_REQUIRED TASK:_
Your task is to copy every line of the entries that contains "rows".

* begin *

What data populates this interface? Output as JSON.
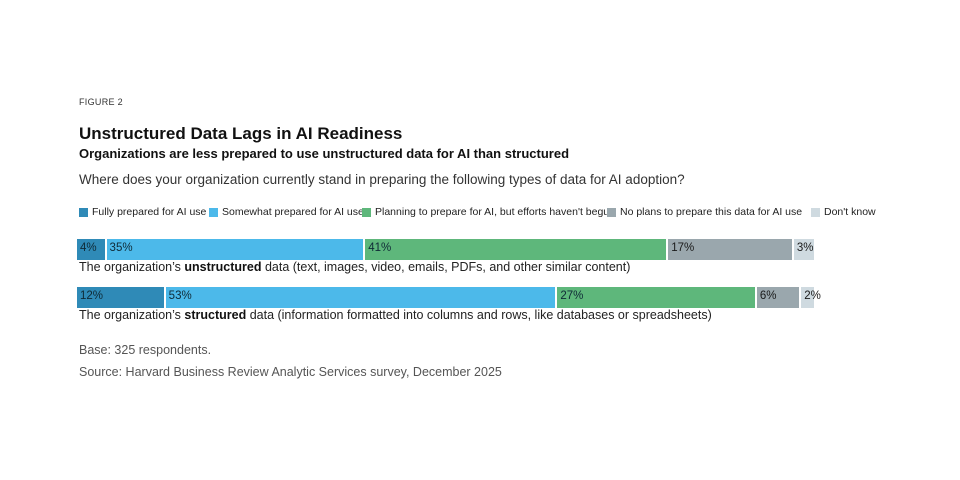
{
  "figure_label": "FIGURE 2",
  "title": "Unstructured Data Lags in AI Readiness",
  "subtitle": "Organizations are less prepared to use unstructured data for AI than structured",
  "question": "Where does your organization currently stand in preparing the following types of data for AI adoption?",
  "base": "Base: 325 respondents.",
  "source": "Source: Harvard Business Review Analytic Services survey, December 2025",
  "colors": {
    "fully": "#2f8ab7",
    "somewhat": "#4cb9ea",
    "planning": "#5eb77b",
    "no_plans": "#9aa7ad",
    "dont_know": "#cfdae0"
  },
  "chart_data": {
    "type": "bar",
    "orientation": "horizontal",
    "stacked": true,
    "categories": [
      "The organization's unstructured data (text, images, video, emails, PDFs, and other similar content)",
      "The organization's structured data (information formatted into columns and rows, like databases or spreadsheets)"
    ],
    "category_labels": [
      {
        "prefix": "The organization’s ",
        "bold": "unstructured",
        "suffix": " data (text, images, video, emails, PDFs, and other similar content)"
      },
      {
        "prefix": "The organization’s ",
        "bold": "structured",
        "suffix": " data (information formatted into columns and rows, like databases or spreadsheets)"
      }
    ],
    "series": [
      {
        "name": "Fully prepared for AI use",
        "color_key": "fully",
        "values": [
          4,
          12
        ]
      },
      {
        "name": "Somewhat prepared for AI use",
        "color_key": "somewhat",
        "values": [
          35,
          53
        ]
      },
      {
        "name": "Planning to prepare for AI, but efforts haven't begun",
        "color_key": "planning",
        "values": [
          41,
          27
        ]
      },
      {
        "name": "No plans to prepare this data for AI use",
        "color_key": "no_plans",
        "values": [
          17,
          6
        ]
      },
      {
        "name": "Don't know",
        "color_key": "dont_know",
        "values": [
          3,
          2
        ]
      }
    ],
    "unit": "%",
    "xlim": [
      0,
      100
    ],
    "legend_position": "top",
    "grid": false
  }
}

* end *

_FINAL RESULT:_
      "The organization's structured data (information formatted into columns and rows, like databases or spreadsheets)"
        "suffix": " data (information formatted into columns and rows, like databases or spreadsheets)"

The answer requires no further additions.